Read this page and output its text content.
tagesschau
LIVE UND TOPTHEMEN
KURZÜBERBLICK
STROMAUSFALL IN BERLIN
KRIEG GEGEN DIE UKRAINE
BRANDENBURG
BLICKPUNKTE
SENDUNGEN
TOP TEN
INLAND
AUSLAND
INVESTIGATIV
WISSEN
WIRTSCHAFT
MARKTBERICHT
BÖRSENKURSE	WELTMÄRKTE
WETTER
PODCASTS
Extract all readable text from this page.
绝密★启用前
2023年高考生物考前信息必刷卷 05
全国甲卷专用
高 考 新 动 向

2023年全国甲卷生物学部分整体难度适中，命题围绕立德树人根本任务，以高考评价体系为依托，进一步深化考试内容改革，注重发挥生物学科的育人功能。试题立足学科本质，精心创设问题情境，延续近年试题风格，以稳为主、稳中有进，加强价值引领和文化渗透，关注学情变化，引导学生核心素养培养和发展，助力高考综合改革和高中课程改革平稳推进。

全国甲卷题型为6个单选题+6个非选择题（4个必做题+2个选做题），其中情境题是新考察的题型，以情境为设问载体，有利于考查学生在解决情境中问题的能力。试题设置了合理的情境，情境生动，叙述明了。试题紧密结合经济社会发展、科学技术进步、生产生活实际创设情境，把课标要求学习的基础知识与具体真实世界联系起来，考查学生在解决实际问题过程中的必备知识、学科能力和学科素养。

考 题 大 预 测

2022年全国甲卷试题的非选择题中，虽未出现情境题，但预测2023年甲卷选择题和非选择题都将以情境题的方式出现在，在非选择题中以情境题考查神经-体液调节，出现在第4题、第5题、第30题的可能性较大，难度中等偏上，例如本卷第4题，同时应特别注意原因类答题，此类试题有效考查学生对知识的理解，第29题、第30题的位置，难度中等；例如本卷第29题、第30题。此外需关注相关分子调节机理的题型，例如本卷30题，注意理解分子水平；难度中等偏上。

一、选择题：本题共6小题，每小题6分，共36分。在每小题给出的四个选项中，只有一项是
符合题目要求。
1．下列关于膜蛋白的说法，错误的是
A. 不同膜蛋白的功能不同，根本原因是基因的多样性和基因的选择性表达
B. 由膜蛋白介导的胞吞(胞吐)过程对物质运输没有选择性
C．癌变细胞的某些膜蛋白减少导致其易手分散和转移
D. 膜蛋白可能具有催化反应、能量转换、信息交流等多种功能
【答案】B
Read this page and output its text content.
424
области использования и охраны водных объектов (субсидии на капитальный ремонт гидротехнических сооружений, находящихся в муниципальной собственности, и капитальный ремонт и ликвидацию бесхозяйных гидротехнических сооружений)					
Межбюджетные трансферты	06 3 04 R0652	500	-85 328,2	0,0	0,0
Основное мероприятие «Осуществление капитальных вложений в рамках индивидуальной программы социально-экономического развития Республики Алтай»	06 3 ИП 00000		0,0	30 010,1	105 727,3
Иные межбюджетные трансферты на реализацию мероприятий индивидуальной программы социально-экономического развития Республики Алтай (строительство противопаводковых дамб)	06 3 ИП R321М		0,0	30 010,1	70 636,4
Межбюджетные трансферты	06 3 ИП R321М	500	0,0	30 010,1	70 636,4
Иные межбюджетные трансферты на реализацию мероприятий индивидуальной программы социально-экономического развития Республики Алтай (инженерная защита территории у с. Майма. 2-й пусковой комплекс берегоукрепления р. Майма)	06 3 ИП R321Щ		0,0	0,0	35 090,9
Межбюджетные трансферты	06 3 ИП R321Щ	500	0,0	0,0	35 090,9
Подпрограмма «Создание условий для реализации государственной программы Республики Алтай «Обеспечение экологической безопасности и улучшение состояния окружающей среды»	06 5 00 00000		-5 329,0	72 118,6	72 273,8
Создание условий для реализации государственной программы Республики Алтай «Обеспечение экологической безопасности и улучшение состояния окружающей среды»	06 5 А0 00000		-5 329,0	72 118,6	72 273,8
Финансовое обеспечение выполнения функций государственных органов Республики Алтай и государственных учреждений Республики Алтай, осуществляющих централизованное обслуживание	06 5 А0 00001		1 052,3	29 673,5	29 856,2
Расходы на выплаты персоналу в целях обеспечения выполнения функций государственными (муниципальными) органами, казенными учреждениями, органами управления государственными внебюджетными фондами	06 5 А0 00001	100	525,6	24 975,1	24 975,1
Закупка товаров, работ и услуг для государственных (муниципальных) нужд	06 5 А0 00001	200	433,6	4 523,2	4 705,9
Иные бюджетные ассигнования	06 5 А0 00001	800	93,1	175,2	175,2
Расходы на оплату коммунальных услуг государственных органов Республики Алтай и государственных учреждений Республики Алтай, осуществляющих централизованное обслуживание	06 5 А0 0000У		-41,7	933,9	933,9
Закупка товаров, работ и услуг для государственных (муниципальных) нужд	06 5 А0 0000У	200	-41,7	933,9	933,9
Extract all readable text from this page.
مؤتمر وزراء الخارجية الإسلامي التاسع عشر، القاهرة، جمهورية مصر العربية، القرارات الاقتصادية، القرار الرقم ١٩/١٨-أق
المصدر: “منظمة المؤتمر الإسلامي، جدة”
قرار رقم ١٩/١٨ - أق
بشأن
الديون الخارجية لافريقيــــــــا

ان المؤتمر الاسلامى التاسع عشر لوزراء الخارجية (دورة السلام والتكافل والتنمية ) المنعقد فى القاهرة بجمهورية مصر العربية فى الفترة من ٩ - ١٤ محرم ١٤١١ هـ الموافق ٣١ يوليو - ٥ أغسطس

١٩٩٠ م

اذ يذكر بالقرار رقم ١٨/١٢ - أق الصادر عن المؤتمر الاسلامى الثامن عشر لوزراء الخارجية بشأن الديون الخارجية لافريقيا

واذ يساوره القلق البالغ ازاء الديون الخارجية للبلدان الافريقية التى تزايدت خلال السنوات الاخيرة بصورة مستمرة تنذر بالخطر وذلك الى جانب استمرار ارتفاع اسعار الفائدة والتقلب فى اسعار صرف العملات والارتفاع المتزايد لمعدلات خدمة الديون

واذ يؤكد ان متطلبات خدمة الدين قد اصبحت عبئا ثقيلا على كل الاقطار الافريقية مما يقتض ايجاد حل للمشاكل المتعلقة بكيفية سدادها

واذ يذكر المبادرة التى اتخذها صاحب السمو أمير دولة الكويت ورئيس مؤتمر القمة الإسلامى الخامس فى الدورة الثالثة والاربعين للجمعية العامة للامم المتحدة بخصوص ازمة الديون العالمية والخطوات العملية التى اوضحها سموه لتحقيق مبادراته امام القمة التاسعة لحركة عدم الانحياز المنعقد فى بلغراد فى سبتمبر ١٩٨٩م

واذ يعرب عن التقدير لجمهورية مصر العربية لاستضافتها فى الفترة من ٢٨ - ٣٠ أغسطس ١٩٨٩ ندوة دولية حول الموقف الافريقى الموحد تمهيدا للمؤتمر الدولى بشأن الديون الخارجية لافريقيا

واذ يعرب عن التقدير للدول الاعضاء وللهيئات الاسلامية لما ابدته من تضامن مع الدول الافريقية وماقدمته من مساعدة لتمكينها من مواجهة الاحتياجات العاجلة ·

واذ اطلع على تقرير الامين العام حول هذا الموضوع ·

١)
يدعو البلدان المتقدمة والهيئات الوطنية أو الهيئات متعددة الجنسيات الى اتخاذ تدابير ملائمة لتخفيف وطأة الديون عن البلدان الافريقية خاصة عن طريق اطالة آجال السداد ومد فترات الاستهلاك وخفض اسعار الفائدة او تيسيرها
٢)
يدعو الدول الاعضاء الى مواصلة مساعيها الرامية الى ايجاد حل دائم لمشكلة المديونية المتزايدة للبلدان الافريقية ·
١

══════

Some lines of the data may hold the word "развития". Say how many do, with nothing else.

▶ RESULT
3